#### DIRECTIVE:
Your task is to extract every line from the material below exactly.

#### INPUT:
==*==
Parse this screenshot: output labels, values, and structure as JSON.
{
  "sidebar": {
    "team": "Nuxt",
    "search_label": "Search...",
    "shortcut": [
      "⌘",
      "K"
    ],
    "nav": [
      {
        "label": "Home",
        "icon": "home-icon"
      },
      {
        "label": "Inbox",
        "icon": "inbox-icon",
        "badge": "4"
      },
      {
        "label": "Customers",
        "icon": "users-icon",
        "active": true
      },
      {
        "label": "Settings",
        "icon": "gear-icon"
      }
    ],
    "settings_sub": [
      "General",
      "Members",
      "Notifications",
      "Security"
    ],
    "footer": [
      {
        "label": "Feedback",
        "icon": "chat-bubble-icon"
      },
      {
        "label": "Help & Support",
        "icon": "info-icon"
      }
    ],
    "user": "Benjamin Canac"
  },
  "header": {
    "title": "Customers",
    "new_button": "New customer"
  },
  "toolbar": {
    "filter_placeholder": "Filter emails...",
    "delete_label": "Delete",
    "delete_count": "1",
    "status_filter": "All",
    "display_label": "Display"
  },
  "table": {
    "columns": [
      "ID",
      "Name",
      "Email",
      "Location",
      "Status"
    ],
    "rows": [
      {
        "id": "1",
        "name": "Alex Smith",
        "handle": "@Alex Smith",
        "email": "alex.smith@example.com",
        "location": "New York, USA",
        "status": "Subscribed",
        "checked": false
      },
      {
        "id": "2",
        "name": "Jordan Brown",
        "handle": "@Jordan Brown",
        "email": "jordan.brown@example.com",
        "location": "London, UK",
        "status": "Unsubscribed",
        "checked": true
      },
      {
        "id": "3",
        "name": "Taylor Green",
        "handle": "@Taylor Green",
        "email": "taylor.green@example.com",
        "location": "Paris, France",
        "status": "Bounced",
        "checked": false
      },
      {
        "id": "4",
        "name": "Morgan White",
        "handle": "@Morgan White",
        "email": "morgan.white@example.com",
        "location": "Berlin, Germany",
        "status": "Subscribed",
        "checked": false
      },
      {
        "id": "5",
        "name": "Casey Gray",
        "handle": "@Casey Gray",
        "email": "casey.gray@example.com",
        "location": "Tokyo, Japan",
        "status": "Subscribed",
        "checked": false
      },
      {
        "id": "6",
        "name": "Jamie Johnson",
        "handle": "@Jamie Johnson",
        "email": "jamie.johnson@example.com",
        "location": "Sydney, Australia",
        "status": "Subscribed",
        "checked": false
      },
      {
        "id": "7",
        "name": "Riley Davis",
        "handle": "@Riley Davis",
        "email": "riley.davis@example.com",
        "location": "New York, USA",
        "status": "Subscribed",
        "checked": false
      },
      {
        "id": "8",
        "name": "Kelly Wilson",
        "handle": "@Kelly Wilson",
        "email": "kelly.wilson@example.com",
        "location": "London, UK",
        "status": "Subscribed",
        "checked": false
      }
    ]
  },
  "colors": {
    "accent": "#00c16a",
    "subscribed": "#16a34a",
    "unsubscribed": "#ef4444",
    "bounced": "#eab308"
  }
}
==*==
#### ANSWER TO THE TASK:
Parse this screenshot: output labels, values, and structure as JSON.
{
  "sidebar": {
    "team": "Nuxt",
    "search_label": "Search...",
    "shortcut": [
      "⌘",
      "K"
    ],
    "nav": [
      {
        "label": "Home",
        "icon": "home-icon"
      },
      {
        "label": "Inbox",
        "icon": "inbox-icon",
        "badge": "4"
      },
      {
        "label": "Customers",
        "icon": "users-icon",
        "active": true
      },
      {
        "label": "Settings",
        "icon": "gear-icon"
      }
    ],
    "settings_sub": [
      "General",
      "Members",
      "Notifications",
      "Security"
    ],
    "footer": [
      {
        "label": "Feedback",
        "icon": "chat-bubble-icon"
      },
      {
        "label": "Help & Support",
        "icon": "info-icon"
      }
    ],
    "user": "Benjamin Canac"
  },
  "header": {
    "title": "Customers",
    "new_button": "New customer"
  },
  "toolbar": {
    "filter_placeholder": "Filter emails...",
    "delete_label": "Delete",
    "delete_count": "1",
    "status_filter": "All",
    "display_label": "Display"
  },
  "table": {
    "columns": [
      "ID",
      "Name",
      "Email",
      "Location",
      "Status"
    ],
    "rows": [
      {
        "id": "1",
        "name": "Alex Smith",
        "handle": "@Alex Smith",
        "email": "alex.smith@example.com",
        "location": "New York, USA",
        "status": "Subscribed",
        "checked": false
      },
      {
        "id": "2",
        "name": "Jordan Brown",
        "handle": "@Jordan Brown",
        "email": "jordan.brown@example.com",
        "location": "London, UK",
        "status": "Unsubscribed",
        "checked": true
      },
      {
        "id": "3",
        "name": "Taylor Green",
        "handle": "@Taylor Green",
        "email": "taylor.green@example.com",
        "location": "Paris, France",
        "status": "Bounced",
        "checked": false
      },
      {
        "id": "4",
        "name": "Morgan White",
        "handle": "@Morgan White",
        "email": "morgan.white@example.com",
        "location": "Berlin, Germany",
        "status": "Subscribed",
        "checked": false
      },
      {
        "id": "5",
        "name": "Casey Gray",
        "handle": "@Casey Gray",
        "email": "casey.gray@example.com",
        "location": "Tokyo, Japan",
        "status": "Subscribed",
        "checked": false
      },
      {
        "id": "6",
        "name": "Jamie Johnson",
        "handle": "@Jamie Johnson",
        "email": "jamie.johnson@example.com",
        "location": "Sydney, Australia",
        "status": "Subscribed",
        "checked": false
      },
      {
        "id": "7",
        "name": "Riley Davis",
        "handle": "@Riley Davis",
        "email": "riley.davis@example.com",
        "location": "New York, USA",
        "status": "Subscribed",
        "checked": false
      },
      {
        "id": "8",
        "name": "Kelly Wilson",
        "handle": "@Kelly Wilson",
        "email": "kelly.wilson@example.com",
        "location": "London, UK",
        "status": "Subscribed",
        "checked": false
      }
    ]
  },
  "colors": {
    "accent": "#00c16a",
    "subscribed": "#16a34a",
    "unsubscribed": "#ef4444",
    "bounced": "#eab308"
  }
}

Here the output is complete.